-- begin --
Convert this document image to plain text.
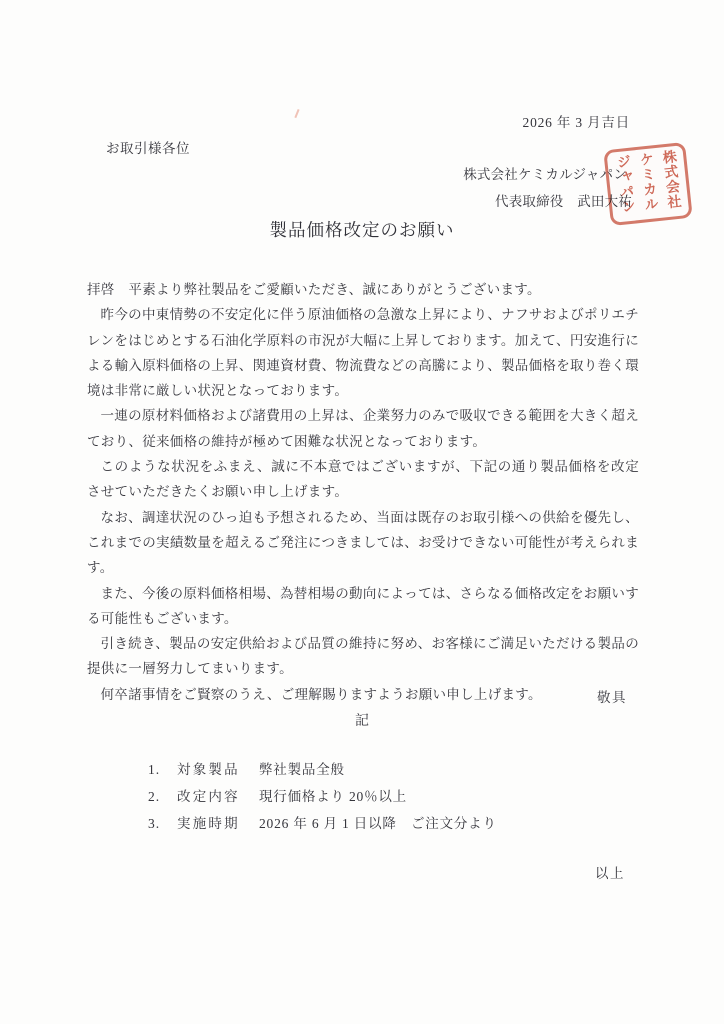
2026 年 3 月吉日
お取引様各位
株式会社ケミカルジャパン
代表取締役　武田大祐 株式会社
ケミカル
ジャパン
製品価格改定のお願い

拝啓　平素より弊社製品をご愛顧いただき、誠にありがとうございます。

昨今の中東情勢の不安定化に伴う原油価格の急激な上昇により、ナフサおよびポリエチレンをはじめとする石油化学原料の市況が大幅に上昇しております。加えて、円安進行による輸入原料価格の上昇、関連資材費、物流費などの高騰により、製品価格を取り巻く環境は非常に厳しい状況となっております。

一連の原材料価格および諸費用の上昇は、企業努力のみで吸収できる範囲を大きく超えており、従来価格の維持が極めて困難な状況となっております。

このような状況をふまえ、誠に不本意ではございますが、下記の通り製品価格を改定させていただきたくお願い申し上げます。

なお、調達状況のひっ迫も予想されるため、当面は既存のお取引様への供給を優先し、これまでの実績数量を超えるご発注につきましては、お受けできない可能性が考えられます。

また、今後の原料価格相場、為替相場の動向によっては、さらなる価格改定をお願いする可能性もございます。

引き続き、製品の安定供給および品質の維持に努め、お客様にご満足いただける製品の提供に一層努力してまいります。

何卒諸事情をご賢察のうえ、ご理解賜りますようお願い申し上げます。	敬具
記
1. 対象製品 弊社製品全般
2. 改定内容 現行価格より 20％以上
3. 実施時期 2026 年 6 月 1 日以降　ご注文分より
以上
-- end --
[TASK STATEMENT]
Reproduce the entries above word for word. Pictures stay out.

[RESPONSE FOR THIS EXERCISE]
Convert this document image to plain text.
2026 年 3 月吉日
お取引様各位
株式会社ケミカルジャパン
代表取締役　武田大祐 株式会社
ケミカル
ジャパン
製品価格改定のお願い

拝啓　平素より弊社製品をご愛顧いただき、誠にありがとうございます。

昨今の中東情勢の不安定化に伴う原油価格の急激な上昇により、ナフサおよびポリエチレンをはじめとする石油化学原料の市況が大幅に上昇しております。加えて、円安進行による輸入原料価格の上昇、関連資材費、物流費などの高騰により、製品価格を取り巻く環境は非常に厳しい状況となっております。

一連の原材料価格および諸費用の上昇は、企業努力のみで吸収できる範囲を大きく超えており、従来価格の維持が極めて困難な状況となっております。

このような状況をふまえ、誠に不本意ではございますが、下記の通り製品価格を改定させていただきたくお願い申し上げます。

なお、調達状況のひっ迫も予想されるため、当面は既存のお取引様への供給を優先し、これまでの実績数量を超えるご発注につきましては、お受けできない可能性が考えられます。

また、今後の原料価格相場、為替相場の動向によっては、さらなる価格改定をお願いする可能性もございます。

引き続き、製品の安定供給および品質の維持に努め、お客様にご満足いただける製品の提供に一層努力してまいります。

何卒諸事情をご賢察のうえ、ご理解賜りますようお願い申し上げます。	敬具
記
1. 対象製品 弊社製品全般
2. 改定内容 現行価格より 20％以上
3. 実施時期 2026 年 6 月 1 日以降　ご注文分より
以上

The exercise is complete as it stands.